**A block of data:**
[Start]
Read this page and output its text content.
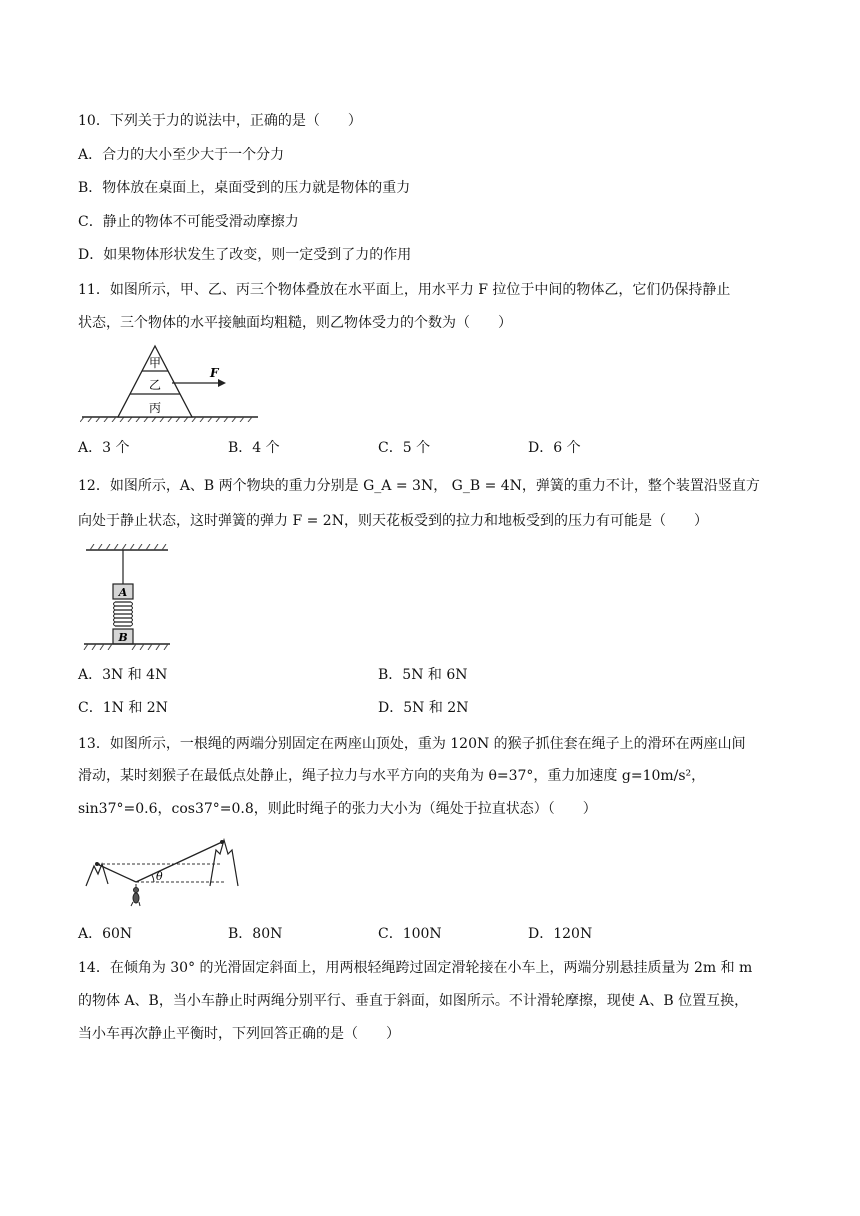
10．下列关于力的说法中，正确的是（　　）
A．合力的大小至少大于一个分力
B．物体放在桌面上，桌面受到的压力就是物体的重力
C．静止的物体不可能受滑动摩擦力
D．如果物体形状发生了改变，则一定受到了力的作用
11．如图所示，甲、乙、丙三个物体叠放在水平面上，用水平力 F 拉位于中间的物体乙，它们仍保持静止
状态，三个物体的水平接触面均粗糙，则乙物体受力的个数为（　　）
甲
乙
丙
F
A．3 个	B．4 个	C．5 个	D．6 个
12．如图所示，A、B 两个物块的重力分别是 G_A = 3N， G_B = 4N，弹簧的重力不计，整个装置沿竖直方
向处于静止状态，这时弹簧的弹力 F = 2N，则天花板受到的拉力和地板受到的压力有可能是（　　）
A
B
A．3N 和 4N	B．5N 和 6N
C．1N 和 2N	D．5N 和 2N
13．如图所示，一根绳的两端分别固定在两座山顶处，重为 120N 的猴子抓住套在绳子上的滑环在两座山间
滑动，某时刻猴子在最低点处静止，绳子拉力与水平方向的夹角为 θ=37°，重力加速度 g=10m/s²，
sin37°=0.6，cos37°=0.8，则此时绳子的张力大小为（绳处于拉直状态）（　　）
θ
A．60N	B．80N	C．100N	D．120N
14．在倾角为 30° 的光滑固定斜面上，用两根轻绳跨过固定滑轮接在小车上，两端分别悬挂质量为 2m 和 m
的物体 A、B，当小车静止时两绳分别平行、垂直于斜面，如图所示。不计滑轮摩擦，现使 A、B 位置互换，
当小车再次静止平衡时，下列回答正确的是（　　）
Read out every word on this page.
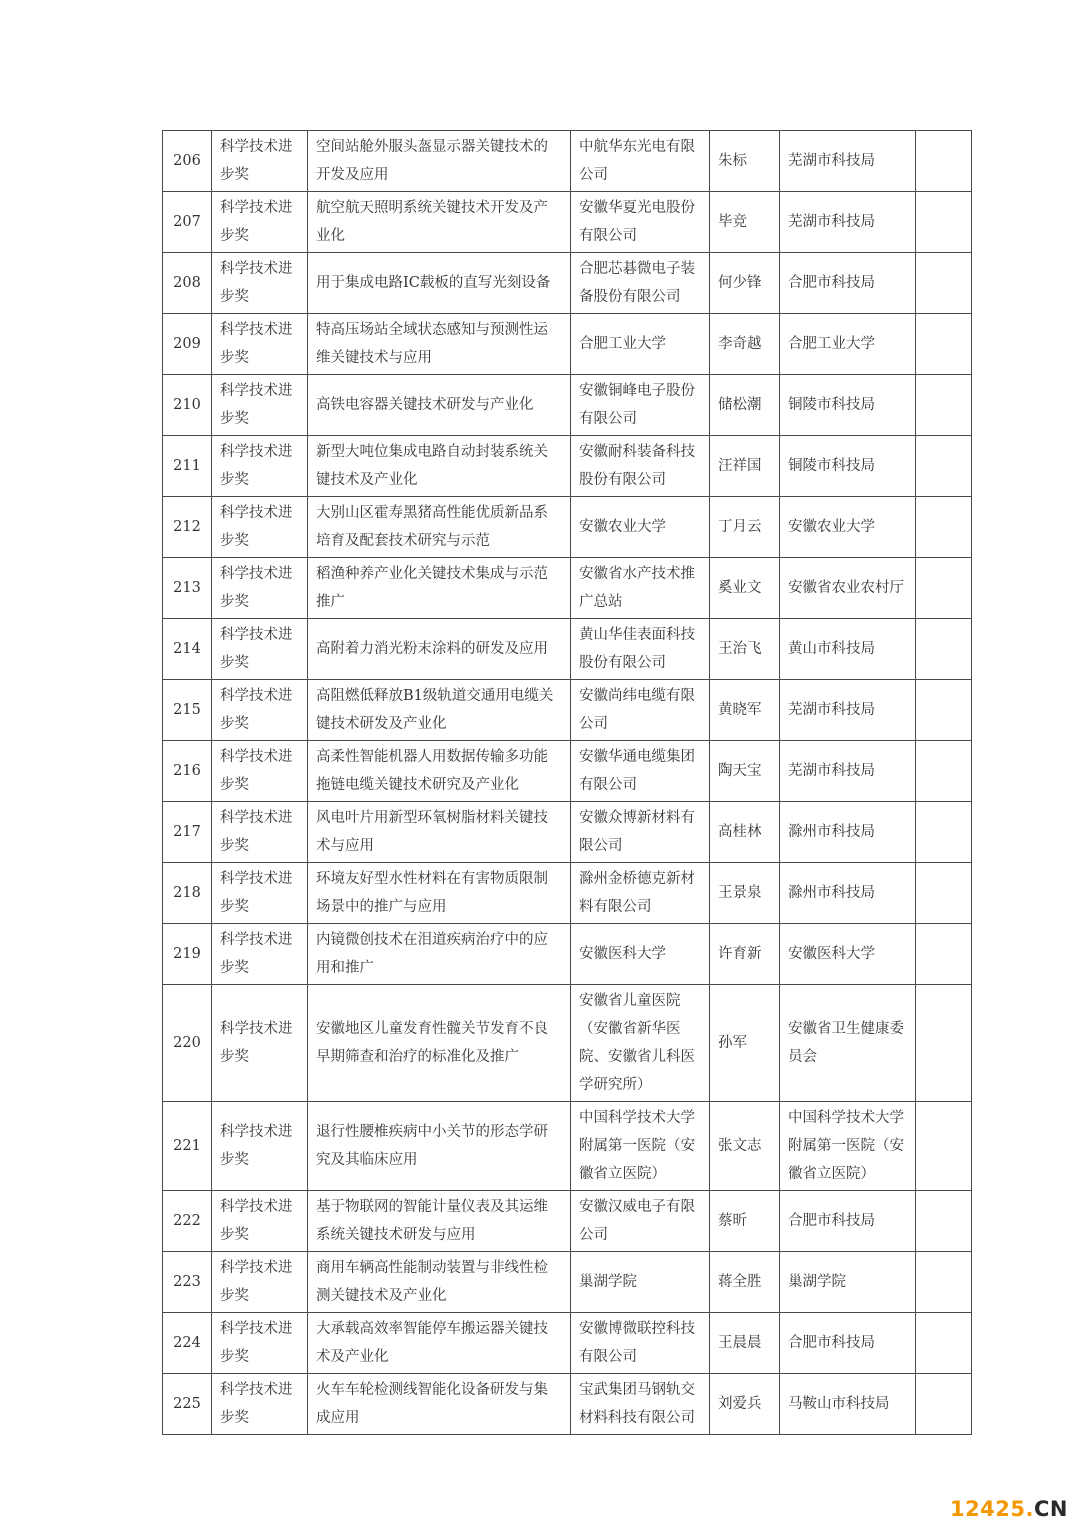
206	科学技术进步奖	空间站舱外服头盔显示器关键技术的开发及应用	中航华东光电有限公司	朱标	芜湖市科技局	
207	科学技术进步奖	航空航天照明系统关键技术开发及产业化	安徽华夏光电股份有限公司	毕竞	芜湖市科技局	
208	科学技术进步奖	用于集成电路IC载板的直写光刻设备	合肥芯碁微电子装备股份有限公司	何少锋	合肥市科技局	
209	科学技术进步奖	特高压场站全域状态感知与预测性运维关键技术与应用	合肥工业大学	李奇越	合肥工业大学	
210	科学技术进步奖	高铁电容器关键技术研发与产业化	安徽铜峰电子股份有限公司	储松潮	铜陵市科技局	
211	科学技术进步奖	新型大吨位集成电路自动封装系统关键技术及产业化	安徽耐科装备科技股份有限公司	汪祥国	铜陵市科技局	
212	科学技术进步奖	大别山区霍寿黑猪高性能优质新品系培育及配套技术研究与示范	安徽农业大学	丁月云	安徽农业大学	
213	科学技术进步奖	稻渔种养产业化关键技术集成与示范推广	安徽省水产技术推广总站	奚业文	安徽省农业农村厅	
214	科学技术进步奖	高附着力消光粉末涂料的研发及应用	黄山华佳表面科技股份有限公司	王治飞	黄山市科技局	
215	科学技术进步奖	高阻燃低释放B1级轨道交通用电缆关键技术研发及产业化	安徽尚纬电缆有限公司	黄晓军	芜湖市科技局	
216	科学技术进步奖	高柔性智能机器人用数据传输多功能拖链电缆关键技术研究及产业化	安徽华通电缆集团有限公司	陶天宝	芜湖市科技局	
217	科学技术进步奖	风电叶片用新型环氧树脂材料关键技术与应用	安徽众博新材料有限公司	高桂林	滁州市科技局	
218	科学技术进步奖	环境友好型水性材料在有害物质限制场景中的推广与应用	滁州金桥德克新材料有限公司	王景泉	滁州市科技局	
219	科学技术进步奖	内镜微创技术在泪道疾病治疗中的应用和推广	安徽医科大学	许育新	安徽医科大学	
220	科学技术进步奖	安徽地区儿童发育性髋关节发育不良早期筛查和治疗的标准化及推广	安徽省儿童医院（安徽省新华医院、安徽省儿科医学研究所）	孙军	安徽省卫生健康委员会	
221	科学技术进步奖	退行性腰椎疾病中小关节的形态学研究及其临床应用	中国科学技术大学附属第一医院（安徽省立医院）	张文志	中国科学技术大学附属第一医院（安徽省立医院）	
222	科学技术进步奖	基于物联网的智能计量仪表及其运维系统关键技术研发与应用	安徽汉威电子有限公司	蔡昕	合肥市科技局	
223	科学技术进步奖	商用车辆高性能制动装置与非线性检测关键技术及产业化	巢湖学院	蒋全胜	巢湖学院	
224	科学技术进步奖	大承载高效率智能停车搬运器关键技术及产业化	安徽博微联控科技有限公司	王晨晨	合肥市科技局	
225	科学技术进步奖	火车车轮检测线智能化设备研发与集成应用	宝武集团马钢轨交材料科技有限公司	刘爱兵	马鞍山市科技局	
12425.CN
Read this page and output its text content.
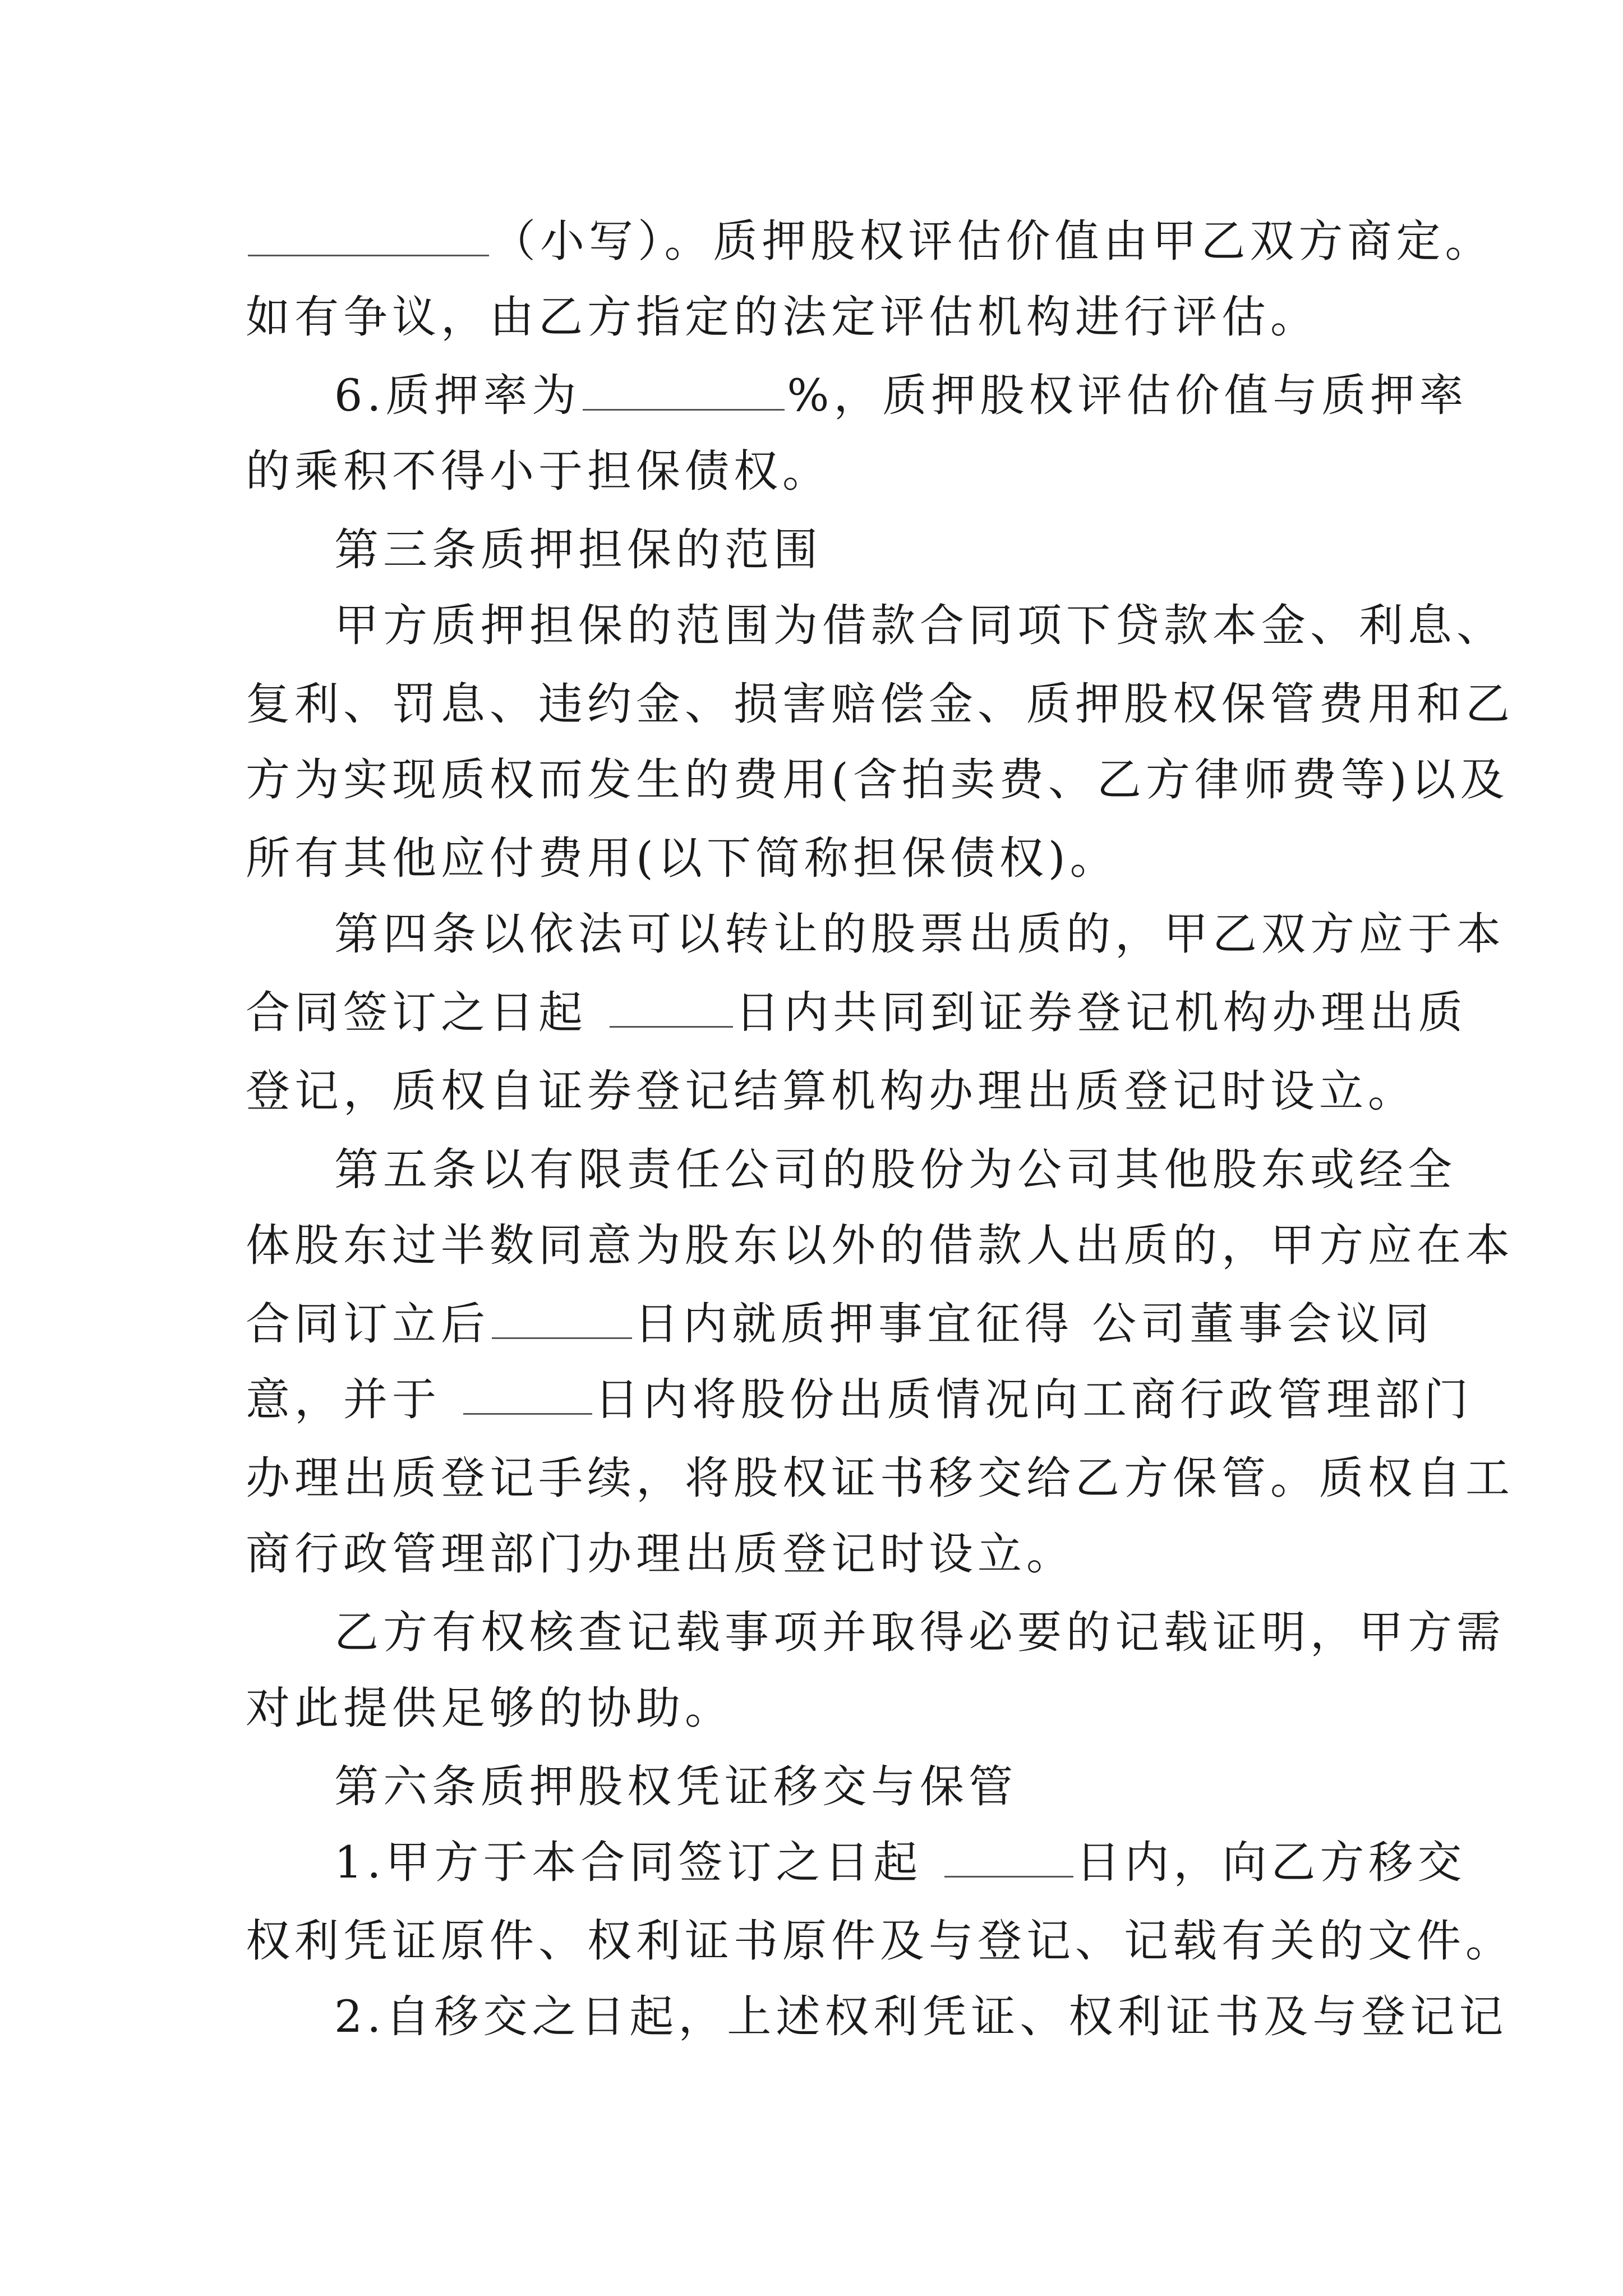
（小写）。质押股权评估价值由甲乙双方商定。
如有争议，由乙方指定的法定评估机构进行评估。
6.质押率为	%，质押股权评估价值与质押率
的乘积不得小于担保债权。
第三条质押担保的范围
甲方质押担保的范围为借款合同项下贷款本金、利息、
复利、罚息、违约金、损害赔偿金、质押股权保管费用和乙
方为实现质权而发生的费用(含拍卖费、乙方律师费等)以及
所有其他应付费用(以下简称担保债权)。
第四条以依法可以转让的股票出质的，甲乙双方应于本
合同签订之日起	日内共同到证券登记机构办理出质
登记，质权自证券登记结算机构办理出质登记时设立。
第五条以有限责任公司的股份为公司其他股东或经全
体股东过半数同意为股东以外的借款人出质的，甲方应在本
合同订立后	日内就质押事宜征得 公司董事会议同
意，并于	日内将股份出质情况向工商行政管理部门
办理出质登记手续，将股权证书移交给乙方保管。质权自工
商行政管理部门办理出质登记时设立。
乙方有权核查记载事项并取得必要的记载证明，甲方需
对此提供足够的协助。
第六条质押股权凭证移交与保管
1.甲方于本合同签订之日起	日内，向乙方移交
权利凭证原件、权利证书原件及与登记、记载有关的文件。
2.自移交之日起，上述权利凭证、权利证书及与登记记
[End]
**What the task asks:** Out of the material above, gather each line where "合肥市科技局" appears.

**Full solution:**
208	科学技术进步奖	用于集成电路IC载板的直写光刻设备	合肥芯碁微电子装备股份有限公司	何少锋	合肥市科技局	
222	科学技术进步奖	基于物联网的智能计量仪表及其运维系统关键技术研发与应用	安徽汉威电子有限公司	蔡昕	合肥市科技局	
224	科学技术进步奖	大承载高效率智能停车搬运器关键技术及产业化	安徽博微联控科技有限公司	王晨晨	合肥市科技局	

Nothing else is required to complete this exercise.